Dataset entries:
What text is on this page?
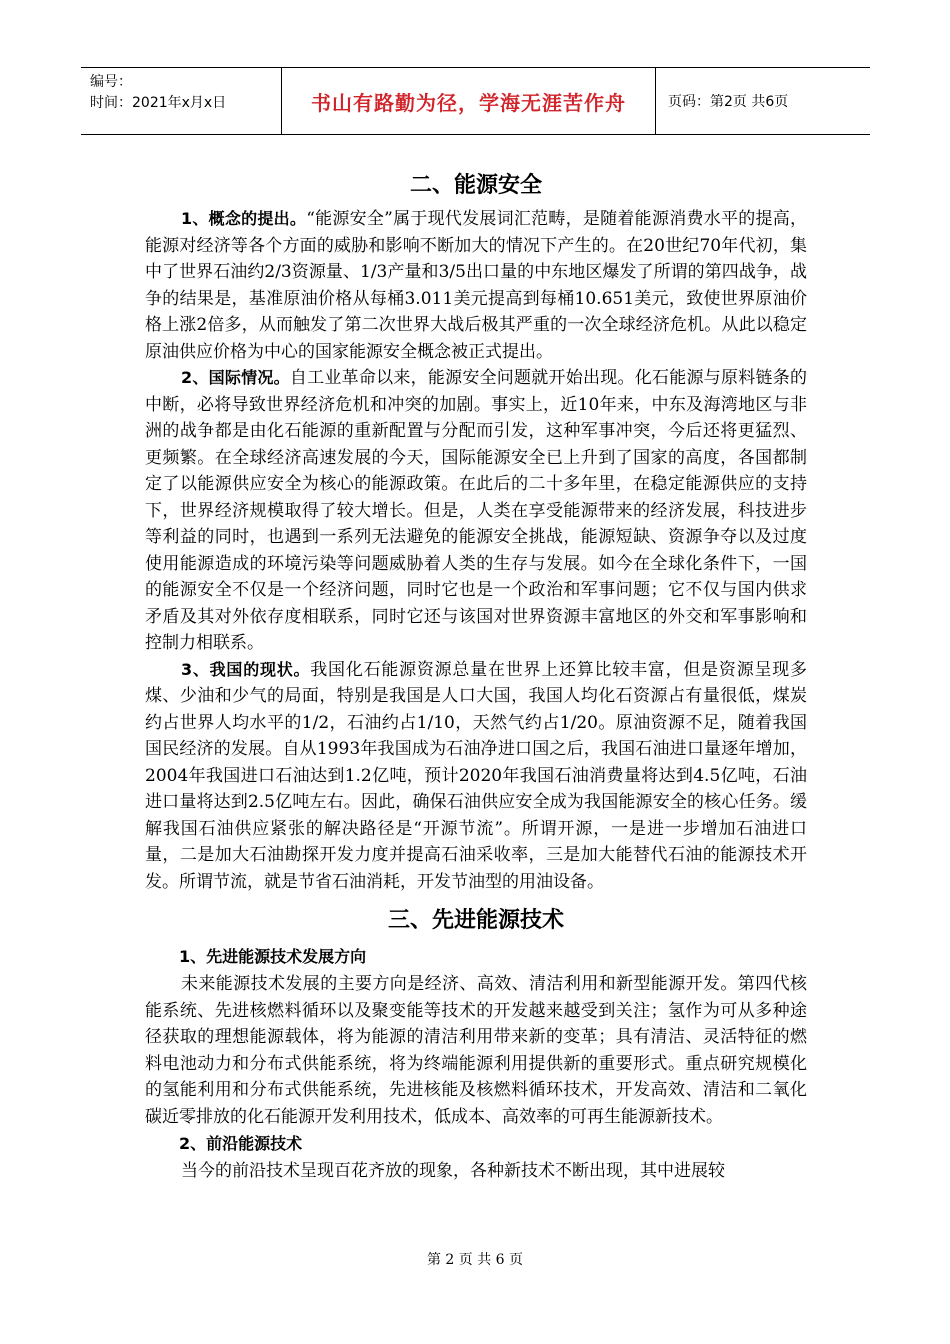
编号：
时间：2021年x月x日	书山有路勤为径，学海无涯苦作舟	页码：第2页 共6页
二、能源安全

1、概念的提出。“能源安全”属于现代发展词汇范畴，是随着能源消费水平的提高，能源对经济等各个方面的威胁和影响不断加大的情况下产生的。在20世纪70年代初，集中了世界石油约2/3资源量、1/3产量和3/5出口量的中东地区爆发了所谓的第四战争，战争的结果是，基准原油价格从每桶3.011美元提高到每桶10.651美元，致使世界原油价格上涨2倍多，从而触发了第二次世界大战后极其严重的一次全球经济危机。从此以稳定原油供应价格为中心的国家能源安全概念被正式提出。

2、国际情况。自工业革命以来，能源安全问题就开始出现。化石能源与原料链条的中断，必将导致世界经济危机和冲突的加剧。事实上，近10年来，中东及海湾地区与非洲的战争都是由化石能源的重新配置与分配而引发，这种军事冲突，今后还将更猛烈、更频繁。在全球经济高速发展的今天，国际能源安全已上升到了国家的高度，各国都制定了以能源供应安全为核心的能源政策。在此后的二十多年里，在稳定能源供应的支持下，世界经济规模取得了较大增长。但是，人类在享受能源带来的经济发展，科技进步等利益的同时，也遇到一系列无法避免的能源安全挑战，能源短缺、资源争夺以及过度使用能源造成的环境污染等问题威胁着人类的生存与发展。如今在全球化条件下，一国的能源安全不仅是一个经济问题，同时它也是一个政治和军事问题；它不仅与国内供求矛盾及其对外依存度相联系，同时它还与该国对世界资源丰富地区的外交和军事影响和控制力相联系。

3、我国的现状。我国化石能源资源总量在世界上还算比较丰富，但是资源呈现多煤、少油和少气的局面，特别是我国是人口大国，我国人均化石资源占有量很低，煤炭约占世界人均水平的1/2，石油约占1/10，天然气约占1/20。原油资源不足，随着我国国民经济的发展。自从1993年我国成为石油净进口国之后，我国石油进口量逐年增加，2004年我国进口石油达到1.2亿吨，预计2020年我国石油消费量将达到4.5亿吨，石油进口量将达到2.5亿吨左右。因此，确保石油供应安全成为我国能源安全的核心任务。缓解我国石油供应紧张的解决路径是“开源节流”。所谓开源，一是进一步增加石油进口量，二是加大石油勘探开发力度并提高石油采收率，三是加大能替代石油的能源技术开发。所谓节流，就是节省石油消耗，开发节油型的用油设备。

三、先进能源技术
1、先进能源技术发展方向

未来能源技术发展的主要方向是经济、高效、清洁利用和新型能源开发。第四代核能系统、先进核燃料循环以及聚变能等技术的开发越来越受到关注；氢作为可从多种途径获取的理想能源载体，将为能源的清洁利用带来新的变革；具有清洁、灵活特征的燃料电池动力和分布式供能系统，将为终端能源利用提供新的重要形式。重点研究规模化的氢能利用和分布式供能系统，先进核能及核燃料循环技术，开发高效、清洁和二氧化碳近零排放的化石能源开发利用技术，低成本、高效率的可再生能源新技术。

2、前沿能源技术

当今的前沿技术呈现百花齐放的现象，各种新技术不断出现，其中进展较

第 2 页 共 6 页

STATED TASK. Repeat each record exactly as shown above, dropping all images.

TASK RESPONSE.
What text is on this page?
编号：
时间：2021年x月x日	书山有路勤为径，学海无涯苦作舟	页码：第2页 共6页
二、能源安全

1、概念的提出。“能源安全”属于现代发展词汇范畴，是随着能源消费水平的提高，能源对经济等各个方面的威胁和影响不断加大的情况下产生的。在20世纪70年代初，集中了世界石油约2/3资源量、1/3产量和3/5出口量的中东地区爆发了所谓的第四战争，战争的结果是，基准原油价格从每桶3.011美元提高到每桶10.651美元，致使世界原油价格上涨2倍多，从而触发了第二次世界大战后极其严重的一次全球经济危机。从此以稳定原油供应价格为中心的国家能源安全概念被正式提出。

2、国际情况。自工业革命以来，能源安全问题就开始出现。化石能源与原料链条的中断，必将导致世界经济危机和冲突的加剧。事实上，近10年来，中东及海湾地区与非洲的战争都是由化石能源的重新配置与分配而引发，这种军事冲突，今后还将更猛烈、更频繁。在全球经济高速发展的今天，国际能源安全已上升到了国家的高度，各国都制定了以能源供应安全为核心的能源政策。在此后的二十多年里，在稳定能源供应的支持下，世界经济规模取得了较大增长。但是，人类在享受能源带来的经济发展，科技进步等利益的同时，也遇到一系列无法避免的能源安全挑战，能源短缺、资源争夺以及过度使用能源造成的环境污染等问题威胁着人类的生存与发展。如今在全球化条件下，一国的能源安全不仅是一个经济问题，同时它也是一个政治和军事问题；它不仅与国内供求矛盾及其对外依存度相联系，同时它还与该国对世界资源丰富地区的外交和军事影响和控制力相联系。

3、我国的现状。我国化石能源资源总量在世界上还算比较丰富，但是资源呈现多煤、少油和少气的局面，特别是我国是人口大国，我国人均化石资源占有量很低，煤炭约占世界人均水平的1/2，石油约占1/10，天然气约占1/20。原油资源不足，随着我国国民经济的发展。自从1993年我国成为石油净进口国之后，我国石油进口量逐年增加，2004年我国进口石油达到1.2亿吨，预计2020年我国石油消费量将达到4.5亿吨，石油进口量将达到2.5亿吨左右。因此，确保石油供应安全成为我国能源安全的核心任务。缓解我国石油供应紧张的解决路径是“开源节流”。所谓开源，一是进一步增加石油进口量，二是加大石油勘探开发力度并提高石油采收率，三是加大能替代石油的能源技术开发。所谓节流，就是节省石油消耗，开发节油型的用油设备。

三、先进能源技术
1、先进能源技术发展方向

未来能源技术发展的主要方向是经济、高效、清洁利用和新型能源开发。第四代核能系统、先进核燃料循环以及聚变能等技术的开发越来越受到关注；氢作为可从多种途径获取的理想能源载体，将为能源的清洁利用带来新的变革；具有清洁、灵活特征的燃料电池动力和分布式供能系统，将为终端能源利用提供新的重要形式。重点研究规模化的氢能利用和分布式供能系统，先进核能及核燃料循环技术，开发高效、清洁和二氧化碳近零排放的化石能源开发利用技术，低成本、高效率的可再生能源新技术。

2、前沿能源技术

当今的前沿技术呈现百花齐放的现象，各种新技术不断出现，其中进展较

第 2 页 共 6 页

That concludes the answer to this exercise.